**Task statement:** Pick out each line below that contains the string "column", and copy every such line in full.

**Provided information:**
━━━━━━━━━━━━━━━━
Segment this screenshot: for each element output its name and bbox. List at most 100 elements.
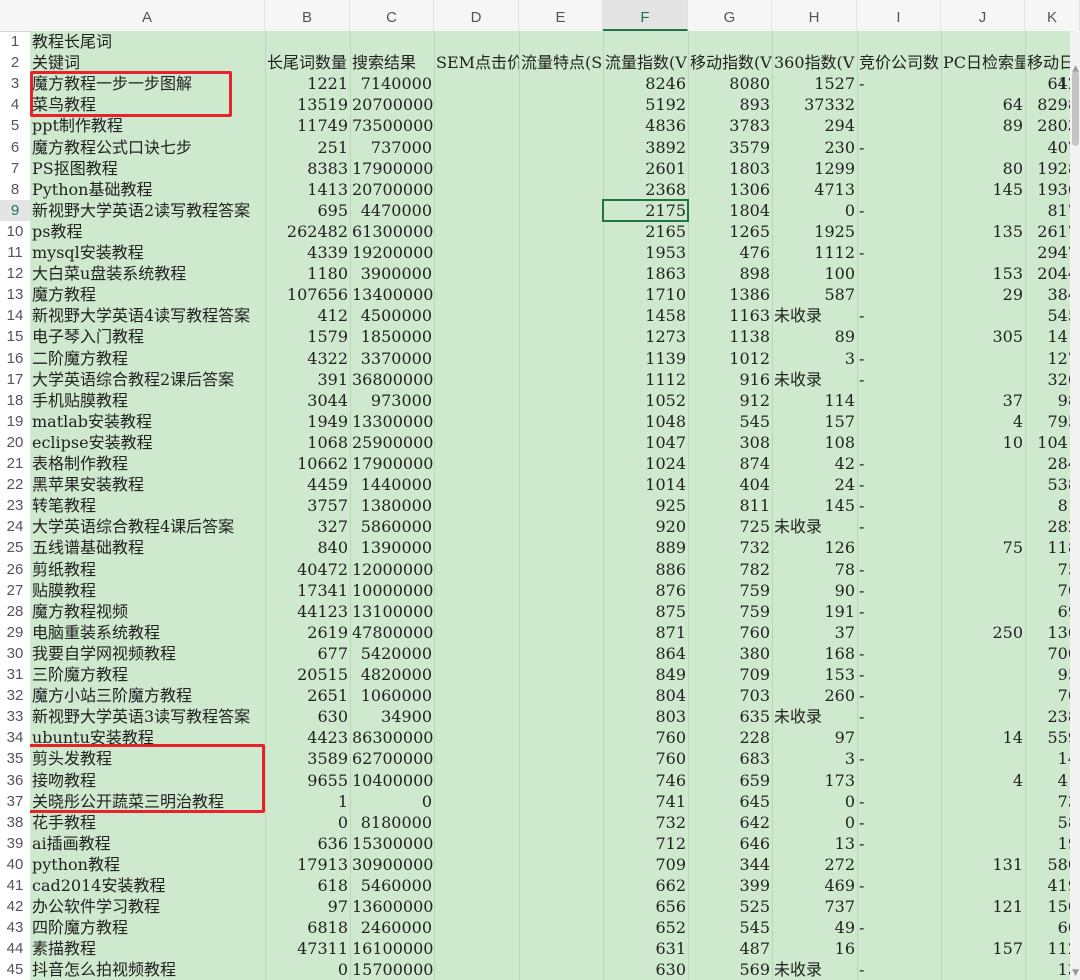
field-header-cell[interactable]: 搜索结果 [350,52,434,73]
value-cell[interactable]: 344 [688,854,772,875]
value-cell[interactable]: - [857,242,941,263]
value-cell[interactable]: 487 [688,938,772,959]
value-cell[interactable]: 2601 [603,158,688,179]
keyword-cell[interactable]: matlab安装教程 [30,411,265,432]
value-cell[interactable] [941,137,1025,158]
value-cell[interactable]: 0 [350,791,434,812]
keyword-cell[interactable]: 贴膜教程 [30,580,265,601]
value-cell[interactable] [941,959,1025,980]
keyword-cell[interactable]: 魔方教程 [30,284,265,305]
value-cell[interactable]: 1014 [603,474,688,495]
cell-grid[interactable]: 教程长尾词关键词长尾词数量搜索结果SEM点击价格流量特点(S流量指数(V移动指数… [30,31,1070,980]
value-cell[interactable]: 476 [688,242,772,263]
row-header-24[interactable]: 24 [0,516,30,537]
value-cell[interactable] [941,516,1025,537]
value-cell[interactable]: 4 [941,411,1025,432]
row-header-23[interactable]: 23 [0,495,30,516]
value-cell[interactable]: 15300000 [350,833,434,854]
value-cell[interactable] [857,390,941,411]
value-cell[interactable]: 4713 [772,179,857,200]
value-cell[interactable]: 58 [1025,812,1070,833]
value-cell[interactable] [434,73,519,94]
value-cell[interactable] [434,622,519,643]
value-cell[interactable]: 70 [1025,685,1070,706]
row-header-17[interactable]: 17 [0,369,30,390]
value-cell[interactable] [434,917,519,938]
value-cell[interactable] [519,263,603,284]
value-cell[interactable]: 5420000 [350,643,434,664]
column-header-a[interactable]: A [30,0,265,31]
value-cell[interactable]: 17913 [265,854,350,875]
value-cell[interactable]: 920 [603,516,688,537]
value-cell[interactable]: 4470000 [350,200,434,221]
value-cell[interactable]: 157 [772,411,857,432]
value-cell[interactable] [519,664,603,685]
value-cell[interactable]: 62700000 [350,748,434,769]
value-cell[interactable] [519,158,603,179]
value-cell[interactable]: 3370000 [350,348,434,369]
value-cell[interactable] [434,938,519,959]
value-cell[interactable]: 9655 [265,770,350,791]
value-cell[interactable]: 86300000 [350,727,434,748]
value-cell[interactable]: 849 [603,664,688,685]
value-cell[interactable] [941,242,1025,263]
value-cell[interactable]: 40472 [265,559,350,580]
value-cell[interactable]: 545 [688,411,772,432]
value-cell[interactable]: 未收录 [772,369,857,390]
keyword-cell[interactable]: 关晓彤公开蔬菜三明治教程 [30,791,265,812]
value-cell[interactable]: 1138 [688,326,772,347]
row-header-9[interactable]: 9 [0,199,30,221]
column-header-d[interactable]: D [434,0,519,31]
value-cell[interactable] [519,516,603,537]
value-cell[interactable]: 4820000 [350,664,434,685]
value-cell[interactable]: 2651 [265,685,350,706]
value-cell[interactable]: 8383 [265,158,350,179]
value-cell[interactable]: 6818 [265,917,350,938]
value-cell[interactable]: 112 [1025,938,1070,959]
value-cell[interactable] [434,137,519,158]
row-header-19[interactable]: 19 [0,411,30,432]
value-cell[interactable]: 893 [688,94,772,115]
value-cell[interactable]: 60 [1025,917,1070,938]
column-header-k[interactable]: K [1025,0,1080,31]
keyword-cell[interactable]: 大学英语综合教程2课后答案 [30,369,265,390]
row-header-3[interactable]: 3 [0,73,30,94]
value-cell[interactable] [519,938,603,959]
value-cell[interactable] [519,453,603,474]
row-header-15[interactable]: 15 [0,326,30,347]
value-cell[interactable]: 1458 [603,305,688,326]
value-cell[interactable]: 272 [772,854,857,875]
value-cell[interactable]: 250 [941,622,1025,643]
value-cell[interactable]: 89 [772,326,857,347]
value-cell[interactable] [434,791,519,812]
value-cell[interactable] [434,390,519,411]
value-cell[interactable] [857,537,941,558]
value-cell[interactable]: 4500000 [350,305,434,326]
value-cell[interactable]: 327 [265,516,350,537]
value-cell[interactable] [941,580,1025,601]
keyword-cell[interactable]: python教程 [30,854,265,875]
value-cell[interactable]: 1386 [688,284,772,305]
value-cell[interactable]: 412 [265,305,350,326]
row-header-42[interactable]: 42 [0,896,30,917]
value-cell[interactable]: 90 [772,580,857,601]
value-cell[interactable]: 737000 [350,137,434,158]
keyword-cell[interactable]: 五线谱基础教程 [30,537,265,558]
value-cell[interactable]: 1936 [1025,179,1070,200]
value-cell[interactable]: 326 [1025,369,1070,390]
value-cell[interactable]: 1579 [265,326,350,347]
value-cell[interactable] [519,495,603,516]
value-cell[interactable]: 41 [1025,770,1070,791]
value-cell[interactable]: 1803 [688,158,772,179]
value-cell[interactable]: 864 [603,643,688,664]
row-header-29[interactable]: 29 [0,622,30,643]
keyword-cell[interactable]: 手机贴膜教程 [30,390,265,411]
value-cell[interactable] [857,770,941,791]
value-cell[interactable]: 384 [1025,284,1070,305]
row-header-37[interactable]: 37 [0,791,30,812]
value-cell[interactable] [519,94,603,115]
row-header-33[interactable]: 33 [0,706,30,727]
value-cell[interactable]: 925 [603,495,688,516]
value-cell[interactable] [434,770,519,791]
value-cell[interactable]: 37332 [772,94,857,115]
━━━━━━━━━━━━━━━━
**Response below:**
column-header-a[interactable]: A [30,0,265,31]
column-header-d[interactable]: D [434,0,519,31]
column-header-k[interactable]: K [1025,0,1080,31]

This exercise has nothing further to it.